Start DATA PROVIDED

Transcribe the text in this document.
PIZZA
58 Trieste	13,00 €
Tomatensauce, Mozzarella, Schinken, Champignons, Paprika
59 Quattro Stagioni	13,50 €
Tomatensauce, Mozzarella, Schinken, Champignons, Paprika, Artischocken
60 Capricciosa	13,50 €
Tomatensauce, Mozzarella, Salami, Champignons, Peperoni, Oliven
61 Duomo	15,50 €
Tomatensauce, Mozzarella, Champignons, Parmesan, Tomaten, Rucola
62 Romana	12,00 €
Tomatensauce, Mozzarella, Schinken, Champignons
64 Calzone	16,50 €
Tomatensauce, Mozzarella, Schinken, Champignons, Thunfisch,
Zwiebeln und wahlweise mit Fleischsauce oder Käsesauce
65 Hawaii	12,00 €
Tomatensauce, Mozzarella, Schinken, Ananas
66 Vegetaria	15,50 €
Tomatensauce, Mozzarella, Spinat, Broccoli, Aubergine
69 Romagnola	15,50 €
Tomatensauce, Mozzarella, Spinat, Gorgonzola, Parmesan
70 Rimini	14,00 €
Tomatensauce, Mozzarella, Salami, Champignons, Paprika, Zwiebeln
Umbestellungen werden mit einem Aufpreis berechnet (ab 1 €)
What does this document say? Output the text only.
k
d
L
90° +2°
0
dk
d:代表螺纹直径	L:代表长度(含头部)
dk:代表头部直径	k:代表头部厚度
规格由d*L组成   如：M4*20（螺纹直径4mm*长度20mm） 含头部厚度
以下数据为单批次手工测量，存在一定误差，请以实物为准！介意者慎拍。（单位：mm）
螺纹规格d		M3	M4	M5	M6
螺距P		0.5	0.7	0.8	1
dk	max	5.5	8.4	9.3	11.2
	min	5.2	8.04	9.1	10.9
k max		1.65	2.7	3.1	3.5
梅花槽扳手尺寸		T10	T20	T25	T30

End DATA PROVIDED

Copy out the full listing exactly.

● **IN RESPONSE**
Transcribe the text in this document.
PIZZA
58 Trieste	13,00 €
Tomatensauce, Mozzarella, Schinken, Champignons, Paprika
59 Quattro Stagioni	13,50 €
Tomatensauce, Mozzarella, Schinken, Champignons, Paprika, Artischocken
60 Capricciosa	13,50 €
Tomatensauce, Mozzarella, Salami, Champignons, Peperoni, Oliven
61 Duomo	15,50 €
Tomatensauce, Mozzarella, Champignons, Parmesan, Tomaten, Rucola
62 Romana	12,00 €
Tomatensauce, Mozzarella, Schinken, Champignons
64 Calzone	16,50 €
Tomatensauce, Mozzarella, Schinken, Champignons, Thunfisch,
Zwiebeln und wahlweise mit Fleischsauce oder Käsesauce
65 Hawaii	12,00 €
Tomatensauce, Mozzarella, Schinken, Ananas
66 Vegetaria	15,50 €
Tomatensauce, Mozzarella, Spinat, Broccoli, Aubergine
69 Romagnola	15,50 €
Tomatensauce, Mozzarella, Spinat, Gorgonzola, Parmesan
70 Rimini	14,00 €
Tomatensauce, Mozzarella, Salami, Champignons, Paprika, Zwiebeln
Umbestellungen werden mit einem Aufpreis berechnet (ab 1 €)
What does this document say? Output the text only.
k
d
L
90° +2°
0
dk
d:代表螺纹直径	L:代表长度(含头部)
dk:代表头部直径	k:代表头部厚度
规格由d*L组成   如：M4*20（螺纹直径4mm*长度20mm） 含头部厚度
以下数据为单批次手工测量，存在一定误差，请以实物为准！介意者慎拍。（单位：mm）
螺纹规格d		M3	M4	M5	M6
螺距P		0.5	0.7	0.8	1
dk	max	5.5	8.4	9.3	11.2
	min	5.2	8.04	9.1	10.9
k max		1.65	2.7	3.1	3.5
梅花槽扳手尺寸		T10	T20	T25	T30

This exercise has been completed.